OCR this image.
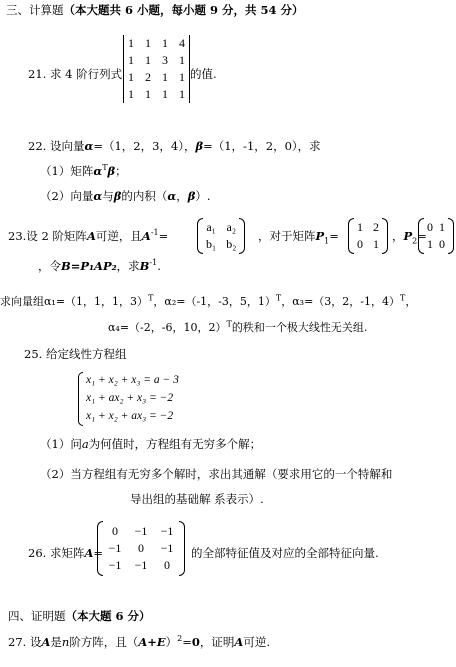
三、计算题（本大题共 6 小题，每小题 9 分，共 54 分）
21. 求 4 阶行列式
1 1 1 4
1 1 3 1
1 2 1 1
1 1 1 1
的值.
22. 设向量α=（1，2，3，4），β=（1，-1，2，0），求
（1）矩阵$\alpha^T\beta$；
（2）向量α与β的内积（α，β）.
23.设 2 阶矩阵A可逆，且$A^{-1}=$
a₁ a₂
b₁ b₂
，对于矩阵$P_1=$
1 2
0 1
，$P_2=$
0 1
1 0
，令B=P₁AP₂，求$B^{-1}$.
求向量组α₁=（1，1，1，3）$^T$，α₂=（-1，-3，5，1）$^T$，α₃=（3，2，-1，4）$^T$，
α₄=（-2，-6，10，2）$^T$的秩和一个极大线性无关组.
25. 给定线性方程组
x₁ + x₂ + x₃ = a − 3
x₁ + ax₂ + x₃ = −2
x₁ + x₂ + ax₃ = −2
（1）问a为何值时，方程组有无穷多个解；
（2）当方程组有无穷多个解时，求出其通解（要求用它的一个特解和
导出组的基础解 系表示）.
26. 求矩阵A=
0	−1	−1
−1	0	−1
−1	−1	0
的全部特征值及对应的全部特征向量.
四、证明题（本大题 6 分）
27. 设A是n阶方阵，且$(A+E)^2=0$，证明A可逆.
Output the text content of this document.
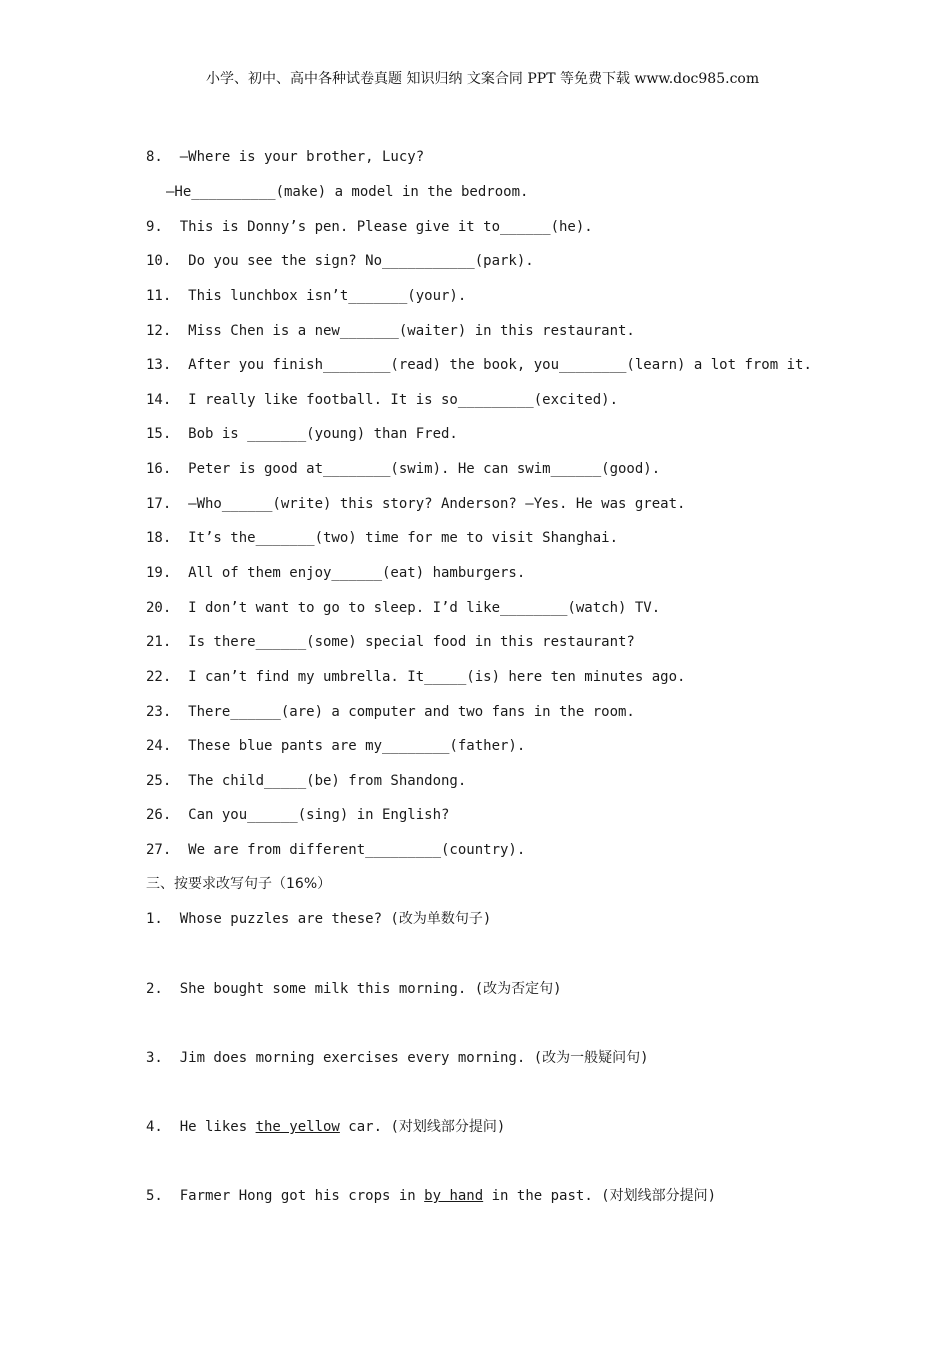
小学、初中、高中各种试卷真题 知识归纳 文案合同 PPT 等免费下载 www.doc985.com
8.  –Where is your brother, Lucy?
–He__________(make) a model in the bedroom.
9.  This is Donny’s pen. Please give it to______(he).
10.  Do you see the sign? No___________(park).
11.  This lunchbox isn’t_______(your).
12.  Miss Chen is a new_______(waiter) in this restaurant.
13.  After you finish________(read) the book, you________(learn) a lot from it.
14.  I really like football. It is so_________(excited).
15.  Bob is _______(young) than Fred.
16.  Peter is good at________(swim). He can swim______(good).
17.  –Who______(write) this story? Anderson? –Yes. He was great.
18.  It’s the_______(two) time for me to visit Shanghai.
19.  All of them enjoy______(eat) hamburgers.
20.  I don’t want to go to sleep. I’d like________(watch) TV.
21.  Is there______(some) special food in this restaurant?
22.  I can’t find my umbrella. It_____(is) here ten minutes ago.
23.  There______(are) a computer and two fans in the room.
24.  These blue pants are my________(father).
25.  The child_____(be) from Shandong.
26.  Can you______(sing) in English?
27.  We are from different_________(country).
三、按要求改写句子（16%）
1.  Whose puzzles are these? (改为单数句子)
2.  She bought some milk this morning. (改为否定句)
3.  Jim does morning exercises every morning. (改为一般疑问句)
4.  He likes the yellow car. (对划线部分提问)
5.  Farmer Hong got his crops in by hand in the past. (对划线部分提问)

──────────────────────────────

### Work to be completed
Return the whole listing, word for word, and leave out every picture.

### Task solution
OCR this image.
三、计算题（本大题共 6 小题，每小题 9 分，共 54 分）
21. 求 4 阶行列式
1 1 1 4
1 1 3 1
1 2 1 1
1 1 1 1
的值.
22. 设向量α=（1，2，3，4），β=（1，-1，2，0），求
（1）矩阵$\alpha^T\beta$；
（2）向量α与β的内积（α，β）.
23.设 2 阶矩阵A可逆，且$A^{-1}=$
a₁ a₂
b₁ b₂
，对于矩阵$P_1=$
1 2
0 1
，$P_2=$
0 1
1 0
，令B=P₁AP₂，求$B^{-1}$.
求向量组α₁=（1，1，1，3）$^T$，α₂=（-1，-3，5，1）$^T$，α₃=（3，2，-1，4）$^T$，
α₄=（-2，-6，10，2）$^T$的秩和一个极大线性无关组.
25. 给定线性方程组
x₁ + x₂ + x₃ = a − 3
x₁ + ax₂ + x₃ = −2
x₁ + x₂ + ax₃ = −2
（1）问a为何值时，方程组有无穷多个解；
（2）当方程组有无穷多个解时，求出其通解（要求用它的一个特解和
导出组的基础解 系表示）.
26. 求矩阵A=
0	−1	−1
−1	0	−1
−1	−1	0
的全部特征值及对应的全部特征向量.
四、证明题（本大题 6 分）
27. 设A是n阶方阵，且$(A+E)^2=0$，证明A可逆.
Output the text content of this document.
小学、初中、高中各种试卷真题 知识归纳 文案合同 PPT 等免费下载 www.doc985.com
8.  –Where is your brother, Lucy?
–He__________(make) a model in the bedroom.
9.  This is Donny’s pen. Please give it to______(he).
10.  Do you see the sign? No___________(park).
11.  This lunchbox isn’t_______(your).
12.  Miss Chen is a new_______(waiter) in this restaurant.
13.  After you finish________(read) the book, you________(learn) a lot from it.
14.  I really like football. It is so_________(excited).
15.  Bob is _______(young) than Fred.
16.  Peter is good at________(swim). He can swim______(good).
17.  –Who______(write) this story? Anderson? –Yes. He was great.
18.  It’s the_______(two) time for me to visit Shanghai.
19.  All of them enjoy______(eat) hamburgers.
20.  I don’t want to go to sleep. I’d like________(watch) TV.
21.  Is there______(some) special food in this restaurant?
22.  I can’t find my umbrella. It_____(is) here ten minutes ago.
23.  There______(are) a computer and two fans in the room.
24.  These blue pants are my________(father).
25.  The child_____(be) from Shandong.
26.  Can you______(sing) in English?
27.  We are from different_________(country).
三、按要求改写句子（16%）
1.  Whose puzzles are these? (改为单数句子)
2.  She bought some milk this morning. (改为否定句)
3.  Jim does morning exercises every morning. (改为一般疑问句)
4.  He likes the yellow car. (对划线部分提问)
5.  Farmer Hong got his crops in by hand in the past. (对划线部分提问)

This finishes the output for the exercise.